REQUIRED WORK: Output the material below in its entirety, exactly as given.

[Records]
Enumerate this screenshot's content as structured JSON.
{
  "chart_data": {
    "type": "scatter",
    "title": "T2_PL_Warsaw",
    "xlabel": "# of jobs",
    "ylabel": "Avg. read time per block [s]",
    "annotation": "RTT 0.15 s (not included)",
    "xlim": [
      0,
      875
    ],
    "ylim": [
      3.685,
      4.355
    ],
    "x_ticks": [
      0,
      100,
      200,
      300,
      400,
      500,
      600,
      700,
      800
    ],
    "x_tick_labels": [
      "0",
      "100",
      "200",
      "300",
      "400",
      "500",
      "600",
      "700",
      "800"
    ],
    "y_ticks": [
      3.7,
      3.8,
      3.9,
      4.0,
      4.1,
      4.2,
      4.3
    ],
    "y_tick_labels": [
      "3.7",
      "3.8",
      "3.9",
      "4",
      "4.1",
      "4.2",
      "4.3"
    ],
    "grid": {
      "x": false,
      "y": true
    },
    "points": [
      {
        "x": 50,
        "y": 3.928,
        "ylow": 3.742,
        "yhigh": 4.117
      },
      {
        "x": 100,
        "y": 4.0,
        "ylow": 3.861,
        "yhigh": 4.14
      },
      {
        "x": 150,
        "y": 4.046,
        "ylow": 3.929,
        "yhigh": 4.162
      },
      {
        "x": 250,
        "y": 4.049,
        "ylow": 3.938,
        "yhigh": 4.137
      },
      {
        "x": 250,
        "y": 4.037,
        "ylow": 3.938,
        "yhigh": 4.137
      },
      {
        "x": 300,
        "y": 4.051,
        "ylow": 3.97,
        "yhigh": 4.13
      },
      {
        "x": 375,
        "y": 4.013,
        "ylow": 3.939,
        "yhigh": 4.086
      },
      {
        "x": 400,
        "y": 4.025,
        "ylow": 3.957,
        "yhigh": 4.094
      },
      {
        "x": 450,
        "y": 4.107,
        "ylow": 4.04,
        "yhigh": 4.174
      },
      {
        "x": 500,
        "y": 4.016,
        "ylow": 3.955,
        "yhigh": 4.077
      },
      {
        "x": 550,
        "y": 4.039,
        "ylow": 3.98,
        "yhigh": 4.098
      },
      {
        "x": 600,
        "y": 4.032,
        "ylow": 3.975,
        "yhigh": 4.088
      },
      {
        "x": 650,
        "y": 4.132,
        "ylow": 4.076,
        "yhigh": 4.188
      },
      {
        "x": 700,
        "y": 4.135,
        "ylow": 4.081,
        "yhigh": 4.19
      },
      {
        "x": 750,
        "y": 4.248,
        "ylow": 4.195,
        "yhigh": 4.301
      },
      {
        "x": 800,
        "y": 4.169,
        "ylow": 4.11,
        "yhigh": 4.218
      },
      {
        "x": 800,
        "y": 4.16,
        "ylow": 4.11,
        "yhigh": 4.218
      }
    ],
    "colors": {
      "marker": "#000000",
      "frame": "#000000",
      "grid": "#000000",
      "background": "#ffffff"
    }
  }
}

EXERCISE RESULT:
Enumerate this screenshot's content as structured JSON.
{
  "chart_data": {
    "type": "scatter",
    "title": "T2_PL_Warsaw",
    "xlabel": "# of jobs",
    "ylabel": "Avg. read time per block [s]",
    "annotation": "RTT 0.15 s (not included)",
    "xlim": [
      0,
      875
    ],
    "ylim": [
      3.685,
      4.355
    ],
    "x_ticks": [
      0,
      100,
      200,
      300,
      400,
      500,
      600,
      700,
      800
    ],
    "x_tick_labels": [
      "0",
      "100",
      "200",
      "300",
      "400",
      "500",
      "600",
      "700",
      "800"
    ],
    "y_ticks": [
      3.7,
      3.8,
      3.9,
      4.0,
      4.1,
      4.2,
      4.3
    ],
    "y_tick_labels": [
      "3.7",
      "3.8",
      "3.9",
      "4",
      "4.1",
      "4.2",
      "4.3"
    ],
    "grid": {
      "x": false,
      "y": true
    },
    "points": [
      {
        "x": 50,
        "y": 3.928,
        "ylow": 3.742,
        "yhigh": 4.117
      },
      {
        "x": 100,
        "y": 4.0,
        "ylow": 3.861,
        "yhigh": 4.14
      },
      {
        "x": 150,
        "y": 4.046,
        "ylow": 3.929,
        "yhigh": 4.162
      },
      {
        "x": 250,
        "y": 4.049,
        "ylow": 3.938,
        "yhigh": 4.137
      },
      {
        "x": 250,
        "y": 4.037,
        "ylow": 3.938,
        "yhigh": 4.137
      },
      {
        "x": 300,
        "y": 4.051,
        "ylow": 3.97,
        "yhigh": 4.13
      },
      {
        "x": 375,
        "y": 4.013,
        "ylow": 3.939,
        "yhigh": 4.086
      },
      {
        "x": 400,
        "y": 4.025,
        "ylow": 3.957,
        "yhigh": 4.094
      },
      {
        "x": 450,
        "y": 4.107,
        "ylow": 4.04,
        "yhigh": 4.174
      },
      {
        "x": 500,
        "y": 4.016,
        "ylow": 3.955,
        "yhigh": 4.077
      },
      {
        "x": 550,
        "y": 4.039,
        "ylow": 3.98,
        "yhigh": 4.098
      },
      {
        "x": 600,
        "y": 4.032,
        "ylow": 3.975,
        "yhigh": 4.088
      },
      {
        "x": 650,
        "y": 4.132,
        "ylow": 4.076,
        "yhigh": 4.188
      },
      {
        "x": 700,
        "y": 4.135,
        "ylow": 4.081,
        "yhigh": 4.19
      },
      {
        "x": 750,
        "y": 4.248,
        "ylow": 4.195,
        "yhigh": 4.301
      },
      {
        "x": 800,
        "y": 4.169,
        "ylow": 4.11,
        "yhigh": 4.218
      },
      {
        "x": 800,
        "y": 4.16,
        "ylow": 4.11,
        "yhigh": 4.218
      }
    ],
    "colors": {
      "marker": "#000000",
      "frame": "#000000",
      "grid": "#000000",
      "background": "#ffffff"
    }
  }
}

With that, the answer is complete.